Excerpts from a figure dataset

※

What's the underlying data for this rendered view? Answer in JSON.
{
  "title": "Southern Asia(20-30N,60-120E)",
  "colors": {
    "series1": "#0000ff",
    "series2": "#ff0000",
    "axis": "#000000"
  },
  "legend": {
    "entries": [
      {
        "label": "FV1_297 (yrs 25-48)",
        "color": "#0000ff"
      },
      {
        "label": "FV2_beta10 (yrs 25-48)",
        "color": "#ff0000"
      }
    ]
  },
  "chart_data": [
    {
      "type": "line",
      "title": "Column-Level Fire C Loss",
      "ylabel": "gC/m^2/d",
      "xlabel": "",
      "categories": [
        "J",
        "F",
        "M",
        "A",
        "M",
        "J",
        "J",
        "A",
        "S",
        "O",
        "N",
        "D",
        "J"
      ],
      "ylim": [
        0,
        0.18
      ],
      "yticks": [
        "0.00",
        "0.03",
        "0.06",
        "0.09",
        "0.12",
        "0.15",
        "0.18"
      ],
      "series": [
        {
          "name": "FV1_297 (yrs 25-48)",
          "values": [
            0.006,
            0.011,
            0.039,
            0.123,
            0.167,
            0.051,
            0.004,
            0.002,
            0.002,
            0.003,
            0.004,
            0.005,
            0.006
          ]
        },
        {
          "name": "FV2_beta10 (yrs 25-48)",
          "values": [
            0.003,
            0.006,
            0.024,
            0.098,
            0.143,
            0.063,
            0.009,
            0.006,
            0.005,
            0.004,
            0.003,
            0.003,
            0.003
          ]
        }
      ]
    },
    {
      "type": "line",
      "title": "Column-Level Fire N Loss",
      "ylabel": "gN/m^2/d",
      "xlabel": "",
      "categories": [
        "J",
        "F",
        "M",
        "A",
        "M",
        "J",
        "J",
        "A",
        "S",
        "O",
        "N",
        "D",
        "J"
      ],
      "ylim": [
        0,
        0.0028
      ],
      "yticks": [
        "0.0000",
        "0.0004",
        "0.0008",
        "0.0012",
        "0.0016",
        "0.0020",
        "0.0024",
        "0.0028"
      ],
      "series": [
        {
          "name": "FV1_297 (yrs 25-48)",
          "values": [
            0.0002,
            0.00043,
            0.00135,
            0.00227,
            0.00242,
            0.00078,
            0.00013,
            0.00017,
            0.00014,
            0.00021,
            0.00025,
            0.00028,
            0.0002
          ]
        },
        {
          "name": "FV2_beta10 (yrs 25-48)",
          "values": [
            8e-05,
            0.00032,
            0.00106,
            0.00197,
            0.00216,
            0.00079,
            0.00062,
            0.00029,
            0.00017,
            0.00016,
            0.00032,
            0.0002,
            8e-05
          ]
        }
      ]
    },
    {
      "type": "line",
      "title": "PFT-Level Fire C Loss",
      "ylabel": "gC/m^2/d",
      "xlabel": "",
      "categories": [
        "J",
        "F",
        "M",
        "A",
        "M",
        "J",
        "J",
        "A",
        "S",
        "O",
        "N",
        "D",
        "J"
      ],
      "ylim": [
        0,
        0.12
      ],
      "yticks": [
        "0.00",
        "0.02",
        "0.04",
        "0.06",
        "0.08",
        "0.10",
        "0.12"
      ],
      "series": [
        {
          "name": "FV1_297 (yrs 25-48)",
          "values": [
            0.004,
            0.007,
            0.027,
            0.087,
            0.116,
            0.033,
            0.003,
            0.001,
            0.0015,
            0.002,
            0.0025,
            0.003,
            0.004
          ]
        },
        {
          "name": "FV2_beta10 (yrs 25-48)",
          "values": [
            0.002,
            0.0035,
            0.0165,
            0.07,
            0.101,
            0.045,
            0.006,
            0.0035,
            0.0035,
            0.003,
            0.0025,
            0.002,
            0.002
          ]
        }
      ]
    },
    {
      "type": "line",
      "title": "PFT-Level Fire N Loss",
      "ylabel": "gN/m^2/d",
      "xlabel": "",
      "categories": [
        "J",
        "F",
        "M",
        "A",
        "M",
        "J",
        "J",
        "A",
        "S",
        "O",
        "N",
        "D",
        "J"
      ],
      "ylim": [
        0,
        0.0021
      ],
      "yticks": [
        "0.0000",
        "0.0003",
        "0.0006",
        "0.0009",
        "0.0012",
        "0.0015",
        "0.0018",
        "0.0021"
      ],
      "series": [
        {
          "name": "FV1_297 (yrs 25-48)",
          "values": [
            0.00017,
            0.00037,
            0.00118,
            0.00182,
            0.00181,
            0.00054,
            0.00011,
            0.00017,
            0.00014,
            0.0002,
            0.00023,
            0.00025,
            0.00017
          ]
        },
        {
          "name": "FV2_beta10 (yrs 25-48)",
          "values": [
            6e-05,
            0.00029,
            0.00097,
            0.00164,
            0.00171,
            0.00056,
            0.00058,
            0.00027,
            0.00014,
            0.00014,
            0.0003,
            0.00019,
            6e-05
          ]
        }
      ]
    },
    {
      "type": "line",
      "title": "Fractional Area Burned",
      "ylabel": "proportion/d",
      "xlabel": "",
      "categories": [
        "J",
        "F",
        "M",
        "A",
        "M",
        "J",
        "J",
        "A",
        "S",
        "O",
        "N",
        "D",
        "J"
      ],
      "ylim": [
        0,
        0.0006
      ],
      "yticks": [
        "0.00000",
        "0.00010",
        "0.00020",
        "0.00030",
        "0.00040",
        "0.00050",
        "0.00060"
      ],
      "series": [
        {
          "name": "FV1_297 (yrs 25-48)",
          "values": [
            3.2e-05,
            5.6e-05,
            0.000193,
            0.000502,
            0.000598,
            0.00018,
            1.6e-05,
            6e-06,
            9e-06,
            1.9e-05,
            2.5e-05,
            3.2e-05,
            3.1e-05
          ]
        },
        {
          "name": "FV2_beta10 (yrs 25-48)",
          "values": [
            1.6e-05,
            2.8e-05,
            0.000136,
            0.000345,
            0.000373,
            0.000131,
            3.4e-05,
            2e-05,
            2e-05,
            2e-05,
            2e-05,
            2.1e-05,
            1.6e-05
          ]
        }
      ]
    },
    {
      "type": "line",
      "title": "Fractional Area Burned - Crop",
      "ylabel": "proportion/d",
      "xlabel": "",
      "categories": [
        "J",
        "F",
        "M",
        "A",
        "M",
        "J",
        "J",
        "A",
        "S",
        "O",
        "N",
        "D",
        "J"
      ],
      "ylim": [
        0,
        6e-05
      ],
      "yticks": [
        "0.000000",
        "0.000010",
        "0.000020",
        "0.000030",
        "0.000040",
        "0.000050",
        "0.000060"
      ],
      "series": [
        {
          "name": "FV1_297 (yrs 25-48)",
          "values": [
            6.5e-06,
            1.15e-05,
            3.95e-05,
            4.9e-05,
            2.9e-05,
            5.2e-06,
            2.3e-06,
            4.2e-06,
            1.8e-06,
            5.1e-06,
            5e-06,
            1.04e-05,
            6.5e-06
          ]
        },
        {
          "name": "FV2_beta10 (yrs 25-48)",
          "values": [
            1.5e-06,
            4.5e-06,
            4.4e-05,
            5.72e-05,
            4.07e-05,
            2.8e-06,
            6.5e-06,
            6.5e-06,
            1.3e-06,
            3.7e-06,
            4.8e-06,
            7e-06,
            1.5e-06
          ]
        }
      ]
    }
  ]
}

※

■ Required work:
Pick every line with "Area" in it and copy it.

■ Completed exercise:
      "title": "Fractional Area Burned",
      "title": "Fractional Area Burned - Crop",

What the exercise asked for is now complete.